_Task statement:_ Count, in the entries below, the lines in which "减小压强" occurs. Give the number, nothing more.

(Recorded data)
====================

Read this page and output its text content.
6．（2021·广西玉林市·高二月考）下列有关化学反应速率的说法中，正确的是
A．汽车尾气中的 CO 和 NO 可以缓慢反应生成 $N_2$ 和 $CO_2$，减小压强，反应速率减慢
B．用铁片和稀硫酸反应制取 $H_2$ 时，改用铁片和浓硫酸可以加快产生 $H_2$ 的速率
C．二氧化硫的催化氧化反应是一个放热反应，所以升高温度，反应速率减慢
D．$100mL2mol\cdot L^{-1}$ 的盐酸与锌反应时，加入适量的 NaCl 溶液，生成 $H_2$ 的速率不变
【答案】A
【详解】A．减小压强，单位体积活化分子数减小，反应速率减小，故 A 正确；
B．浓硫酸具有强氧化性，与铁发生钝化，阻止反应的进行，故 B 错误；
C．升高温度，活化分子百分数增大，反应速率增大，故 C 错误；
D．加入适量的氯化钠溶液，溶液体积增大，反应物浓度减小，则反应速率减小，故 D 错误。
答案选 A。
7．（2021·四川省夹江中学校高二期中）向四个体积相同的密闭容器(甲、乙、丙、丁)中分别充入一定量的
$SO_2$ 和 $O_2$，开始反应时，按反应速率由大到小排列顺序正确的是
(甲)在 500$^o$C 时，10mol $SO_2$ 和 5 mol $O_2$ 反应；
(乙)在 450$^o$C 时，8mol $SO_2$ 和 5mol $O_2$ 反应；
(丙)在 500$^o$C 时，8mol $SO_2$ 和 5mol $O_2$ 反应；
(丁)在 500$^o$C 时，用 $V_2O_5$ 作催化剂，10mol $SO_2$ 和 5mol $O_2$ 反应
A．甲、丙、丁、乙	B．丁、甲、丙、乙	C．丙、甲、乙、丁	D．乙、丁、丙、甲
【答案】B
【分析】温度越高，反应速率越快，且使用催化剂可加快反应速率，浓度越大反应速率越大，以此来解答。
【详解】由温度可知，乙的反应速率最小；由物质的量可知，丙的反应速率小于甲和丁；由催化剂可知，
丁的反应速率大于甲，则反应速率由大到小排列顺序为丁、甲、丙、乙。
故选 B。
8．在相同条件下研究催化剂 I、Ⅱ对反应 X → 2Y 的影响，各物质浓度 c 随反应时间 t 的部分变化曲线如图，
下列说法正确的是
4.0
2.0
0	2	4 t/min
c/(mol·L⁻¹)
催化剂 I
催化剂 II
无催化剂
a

====================

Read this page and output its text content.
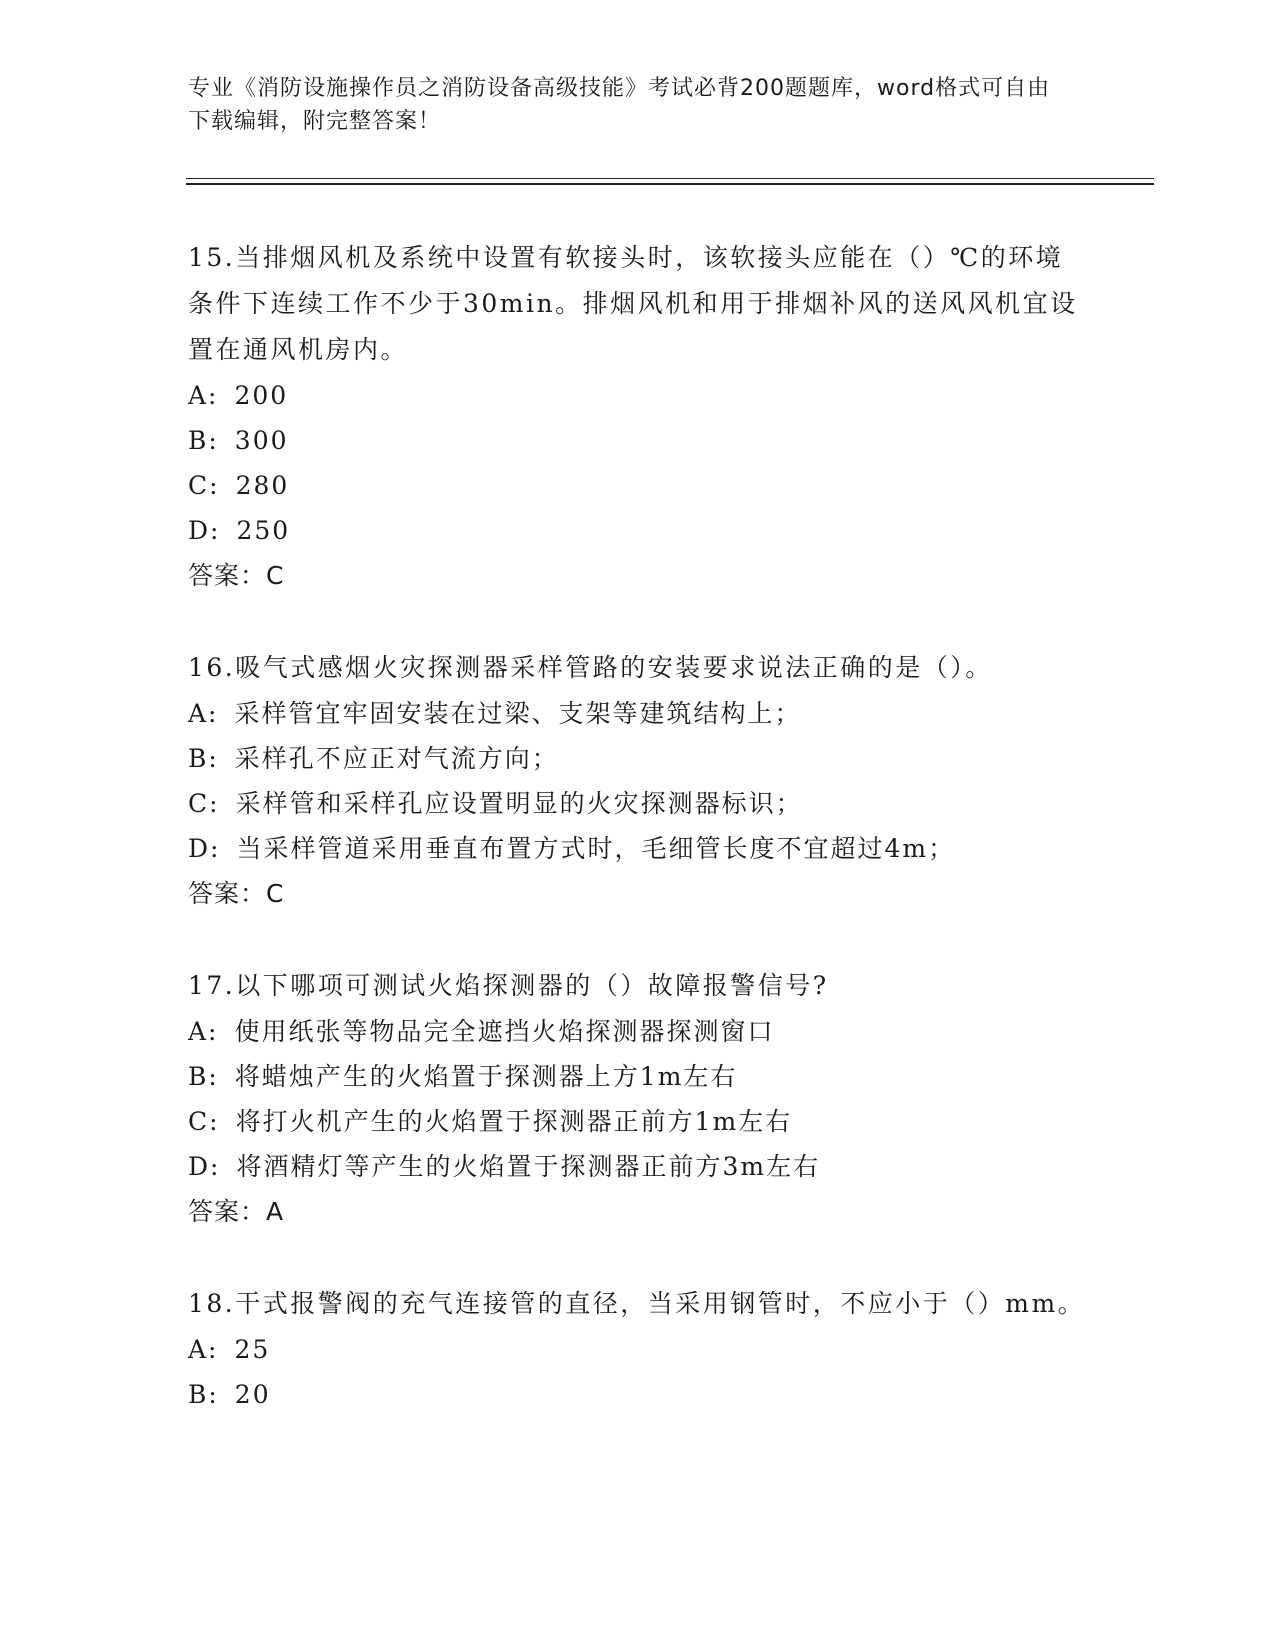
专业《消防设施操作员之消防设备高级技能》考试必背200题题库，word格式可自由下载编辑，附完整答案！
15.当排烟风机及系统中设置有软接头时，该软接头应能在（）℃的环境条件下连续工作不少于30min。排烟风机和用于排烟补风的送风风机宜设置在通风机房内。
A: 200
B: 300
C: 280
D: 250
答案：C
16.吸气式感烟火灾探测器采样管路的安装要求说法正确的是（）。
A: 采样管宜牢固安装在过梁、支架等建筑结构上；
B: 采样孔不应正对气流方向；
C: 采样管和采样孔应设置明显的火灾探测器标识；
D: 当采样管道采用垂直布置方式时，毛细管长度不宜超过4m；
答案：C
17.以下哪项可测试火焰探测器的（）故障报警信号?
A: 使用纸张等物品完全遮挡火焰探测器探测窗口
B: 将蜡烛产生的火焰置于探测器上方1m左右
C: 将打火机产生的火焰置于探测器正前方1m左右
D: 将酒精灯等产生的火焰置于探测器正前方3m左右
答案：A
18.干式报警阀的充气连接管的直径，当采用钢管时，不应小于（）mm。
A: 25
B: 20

====================

_Solved problem:_ 2